* **WHAT IS EXPECTED**:
Copy, from the entries below, each line in which the string "输入代码" appears.

Dataset records:
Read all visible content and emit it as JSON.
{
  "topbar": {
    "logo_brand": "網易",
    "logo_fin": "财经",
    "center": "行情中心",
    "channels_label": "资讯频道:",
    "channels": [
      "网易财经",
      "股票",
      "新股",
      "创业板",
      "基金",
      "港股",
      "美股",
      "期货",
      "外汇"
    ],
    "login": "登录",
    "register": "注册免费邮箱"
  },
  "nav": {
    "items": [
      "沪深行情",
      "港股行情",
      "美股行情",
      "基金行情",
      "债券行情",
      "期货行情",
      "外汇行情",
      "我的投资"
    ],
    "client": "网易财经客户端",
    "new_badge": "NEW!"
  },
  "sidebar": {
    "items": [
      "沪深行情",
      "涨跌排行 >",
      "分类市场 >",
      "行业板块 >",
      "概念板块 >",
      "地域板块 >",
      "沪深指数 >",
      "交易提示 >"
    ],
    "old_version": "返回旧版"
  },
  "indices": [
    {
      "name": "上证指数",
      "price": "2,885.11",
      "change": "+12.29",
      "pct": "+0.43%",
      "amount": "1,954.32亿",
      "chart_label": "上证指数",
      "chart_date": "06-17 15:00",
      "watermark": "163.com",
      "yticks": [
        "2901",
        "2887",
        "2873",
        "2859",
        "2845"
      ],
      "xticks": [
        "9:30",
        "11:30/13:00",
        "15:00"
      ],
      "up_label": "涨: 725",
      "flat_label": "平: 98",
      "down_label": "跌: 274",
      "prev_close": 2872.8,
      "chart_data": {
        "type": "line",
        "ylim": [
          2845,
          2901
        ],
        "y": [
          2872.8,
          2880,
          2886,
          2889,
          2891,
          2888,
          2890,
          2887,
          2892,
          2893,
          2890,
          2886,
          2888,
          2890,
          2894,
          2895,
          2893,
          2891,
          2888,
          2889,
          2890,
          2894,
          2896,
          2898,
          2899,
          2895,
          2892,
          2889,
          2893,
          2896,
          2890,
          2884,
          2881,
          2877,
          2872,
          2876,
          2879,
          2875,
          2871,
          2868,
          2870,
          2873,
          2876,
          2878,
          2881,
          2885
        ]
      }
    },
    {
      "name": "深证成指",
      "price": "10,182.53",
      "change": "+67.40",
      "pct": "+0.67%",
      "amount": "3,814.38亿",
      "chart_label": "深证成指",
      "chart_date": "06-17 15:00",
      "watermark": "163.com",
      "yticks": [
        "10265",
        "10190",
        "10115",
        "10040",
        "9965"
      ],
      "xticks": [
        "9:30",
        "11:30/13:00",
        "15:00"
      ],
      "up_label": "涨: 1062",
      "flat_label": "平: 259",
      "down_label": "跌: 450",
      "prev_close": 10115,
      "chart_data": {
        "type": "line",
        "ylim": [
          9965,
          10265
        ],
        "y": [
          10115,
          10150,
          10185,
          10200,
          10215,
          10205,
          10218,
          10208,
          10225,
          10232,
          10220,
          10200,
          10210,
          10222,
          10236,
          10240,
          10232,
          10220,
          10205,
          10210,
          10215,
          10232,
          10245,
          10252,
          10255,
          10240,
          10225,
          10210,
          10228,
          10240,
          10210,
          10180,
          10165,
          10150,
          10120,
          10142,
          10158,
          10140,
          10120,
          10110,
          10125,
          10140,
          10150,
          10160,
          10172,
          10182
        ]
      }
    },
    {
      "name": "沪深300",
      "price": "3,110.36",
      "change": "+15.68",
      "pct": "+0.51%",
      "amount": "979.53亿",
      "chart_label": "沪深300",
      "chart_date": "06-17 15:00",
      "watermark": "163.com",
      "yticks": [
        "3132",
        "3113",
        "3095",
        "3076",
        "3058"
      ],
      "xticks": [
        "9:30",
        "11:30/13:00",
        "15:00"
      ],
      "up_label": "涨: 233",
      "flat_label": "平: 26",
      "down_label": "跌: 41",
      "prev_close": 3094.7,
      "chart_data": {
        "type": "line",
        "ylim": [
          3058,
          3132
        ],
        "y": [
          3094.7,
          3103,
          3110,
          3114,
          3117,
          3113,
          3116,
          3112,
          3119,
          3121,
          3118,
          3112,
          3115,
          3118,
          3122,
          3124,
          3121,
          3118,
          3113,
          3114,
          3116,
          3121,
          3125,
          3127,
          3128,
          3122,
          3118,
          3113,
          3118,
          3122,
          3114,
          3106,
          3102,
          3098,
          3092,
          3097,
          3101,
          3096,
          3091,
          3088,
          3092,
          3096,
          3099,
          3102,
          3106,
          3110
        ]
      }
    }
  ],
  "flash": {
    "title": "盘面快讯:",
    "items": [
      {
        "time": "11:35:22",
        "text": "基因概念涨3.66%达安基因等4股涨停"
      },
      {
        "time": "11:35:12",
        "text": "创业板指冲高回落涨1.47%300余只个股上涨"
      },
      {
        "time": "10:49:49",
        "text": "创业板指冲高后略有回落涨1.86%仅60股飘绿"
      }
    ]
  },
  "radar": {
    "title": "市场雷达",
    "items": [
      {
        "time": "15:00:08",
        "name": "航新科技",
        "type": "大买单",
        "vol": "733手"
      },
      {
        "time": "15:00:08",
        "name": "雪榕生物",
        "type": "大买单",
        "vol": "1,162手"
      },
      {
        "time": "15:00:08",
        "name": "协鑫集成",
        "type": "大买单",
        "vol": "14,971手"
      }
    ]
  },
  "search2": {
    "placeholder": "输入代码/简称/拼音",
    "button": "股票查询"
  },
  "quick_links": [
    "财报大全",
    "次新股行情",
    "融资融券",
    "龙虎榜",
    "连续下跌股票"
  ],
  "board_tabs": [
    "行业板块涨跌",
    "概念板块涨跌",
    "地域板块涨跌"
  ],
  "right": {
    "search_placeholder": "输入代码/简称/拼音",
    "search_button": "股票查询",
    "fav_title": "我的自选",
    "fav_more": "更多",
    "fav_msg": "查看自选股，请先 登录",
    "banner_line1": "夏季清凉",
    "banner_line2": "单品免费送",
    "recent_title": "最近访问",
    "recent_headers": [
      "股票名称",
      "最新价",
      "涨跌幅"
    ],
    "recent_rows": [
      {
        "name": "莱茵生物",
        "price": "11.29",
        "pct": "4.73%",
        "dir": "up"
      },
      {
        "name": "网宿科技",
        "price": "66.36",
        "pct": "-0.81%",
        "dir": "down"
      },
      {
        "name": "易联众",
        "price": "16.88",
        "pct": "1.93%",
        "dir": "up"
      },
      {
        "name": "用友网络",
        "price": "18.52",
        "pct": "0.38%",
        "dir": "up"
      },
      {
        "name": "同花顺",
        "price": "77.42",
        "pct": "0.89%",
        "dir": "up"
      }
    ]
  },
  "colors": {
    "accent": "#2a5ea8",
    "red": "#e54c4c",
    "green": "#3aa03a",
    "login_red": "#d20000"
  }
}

* **TASK ANSWER**:
    "placeholder": "输入代码/简称/拼音",
    "search_placeholder": "输入代码/简称/拼音",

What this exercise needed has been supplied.